### Exercise instructions
Copy out each line below exactly as it appears.

### Data rows
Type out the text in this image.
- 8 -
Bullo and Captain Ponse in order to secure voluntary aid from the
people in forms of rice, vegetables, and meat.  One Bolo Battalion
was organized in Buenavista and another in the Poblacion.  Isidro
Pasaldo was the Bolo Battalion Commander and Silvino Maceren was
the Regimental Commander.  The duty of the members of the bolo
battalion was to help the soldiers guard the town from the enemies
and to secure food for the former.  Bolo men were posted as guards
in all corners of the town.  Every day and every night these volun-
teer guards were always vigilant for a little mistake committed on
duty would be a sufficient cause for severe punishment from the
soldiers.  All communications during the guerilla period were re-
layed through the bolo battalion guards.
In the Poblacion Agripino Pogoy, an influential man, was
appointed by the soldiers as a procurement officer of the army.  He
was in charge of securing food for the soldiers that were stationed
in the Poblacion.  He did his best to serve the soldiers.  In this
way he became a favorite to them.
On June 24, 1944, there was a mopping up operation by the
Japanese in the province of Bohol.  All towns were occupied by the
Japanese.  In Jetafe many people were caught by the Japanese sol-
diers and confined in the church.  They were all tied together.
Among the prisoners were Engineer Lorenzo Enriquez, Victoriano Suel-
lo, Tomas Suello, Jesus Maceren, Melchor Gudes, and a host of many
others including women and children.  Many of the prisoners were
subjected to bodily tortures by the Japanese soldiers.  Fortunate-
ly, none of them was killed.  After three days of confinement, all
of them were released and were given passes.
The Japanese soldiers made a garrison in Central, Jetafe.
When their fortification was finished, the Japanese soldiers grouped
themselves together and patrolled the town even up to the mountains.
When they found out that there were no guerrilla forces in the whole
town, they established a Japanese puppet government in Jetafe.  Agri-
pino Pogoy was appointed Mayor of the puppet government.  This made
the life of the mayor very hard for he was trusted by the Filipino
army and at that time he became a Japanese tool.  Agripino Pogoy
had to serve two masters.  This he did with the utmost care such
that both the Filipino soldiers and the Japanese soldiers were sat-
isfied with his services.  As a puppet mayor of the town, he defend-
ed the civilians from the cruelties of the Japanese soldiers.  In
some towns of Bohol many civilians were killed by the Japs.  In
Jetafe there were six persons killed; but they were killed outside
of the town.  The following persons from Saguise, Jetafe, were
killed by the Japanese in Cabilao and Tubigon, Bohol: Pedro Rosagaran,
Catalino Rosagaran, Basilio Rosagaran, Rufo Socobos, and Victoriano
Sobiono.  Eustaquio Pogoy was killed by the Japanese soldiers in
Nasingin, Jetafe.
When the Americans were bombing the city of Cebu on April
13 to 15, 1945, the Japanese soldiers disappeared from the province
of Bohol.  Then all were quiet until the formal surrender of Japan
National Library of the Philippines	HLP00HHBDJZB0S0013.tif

### Solution for this problem
Type out the text in this image.
- 8 -
Bullo and Captain Ponse in order to secure voluntary aid from the
people in forms of rice, vegetables, and meat.  One Bolo Battalion
was organized in Buenavista and another in the Poblacion.  Isidro
Pasaldo was the Bolo Battalion Commander and Silvino Maceren was
the Regimental Commander.  The duty of the members of the bolo
battalion was to help the soldiers guard the town from the enemies
and to secure food for the former.  Bolo men were posted as guards
in all corners of the town.  Every day and every night these volun-
teer guards were always vigilant for a little mistake committed on
duty would be a sufficient cause for severe punishment from the
soldiers.  All communications during the guerilla period were re-
layed through the bolo battalion guards.
In the Poblacion Agripino Pogoy, an influential man, was
appointed by the soldiers as a procurement officer of the army.  He
was in charge of securing food for the soldiers that were stationed
in the Poblacion.  He did his best to serve the soldiers.  In this
way he became a favorite to them.
On June 24, 1944, there was a mopping up operation by the
Japanese in the province of Bohol.  All towns were occupied by the
Japanese.  In Jetafe many people were caught by the Japanese sol-
diers and confined in the church.  They were all tied together.
Among the prisoners were Engineer Lorenzo Enriquez, Victoriano Suel-
lo, Tomas Suello, Jesus Maceren, Melchor Gudes, and a host of many
others including women and children.  Many of the prisoners were
subjected to bodily tortures by the Japanese soldiers.  Fortunate-
ly, none of them was killed.  After three days of confinement, all
of them were released and were given passes.
The Japanese soldiers made a garrison in Central, Jetafe.
When their fortification was finished, the Japanese soldiers grouped
themselves together and patrolled the town even up to the mountains.
When they found out that there were no guerrilla forces in the whole
town, they established a Japanese puppet government in Jetafe.  Agri-
pino Pogoy was appointed Mayor of the puppet government.  This made
the life of the mayor very hard for he was trusted by the Filipino
army and at that time he became a Japanese tool.  Agripino Pogoy
had to serve two masters.  This he did with the utmost care such
that both the Filipino soldiers and the Japanese soldiers were sat-
isfied with his services.  As a puppet mayor of the town, he defend-
ed the civilians from the cruelties of the Japanese soldiers.  In
some towns of Bohol many civilians were killed by the Japs.  In
Jetafe there were six persons killed; but they were killed outside
of the town.  The following persons from Saguise, Jetafe, were
killed by the Japanese in Cabilao and Tubigon, Bohol: Pedro Rosagaran,
Catalino Rosagaran, Basilio Rosagaran, Rufo Socobos, and Victoriano
Sobiono.  Eustaquio Pogoy was killed by the Japanese soldiers in
Nasingin, Jetafe.
When the Americans were bombing the city of Cebu on April
13 to 15, 1945, the Japanese soldiers disappeared from the province
of Bohol.  Then all were quiet until the formal surrender of Japan
National Library of the Philippines	HLP00HHBDJZB0S0013.tif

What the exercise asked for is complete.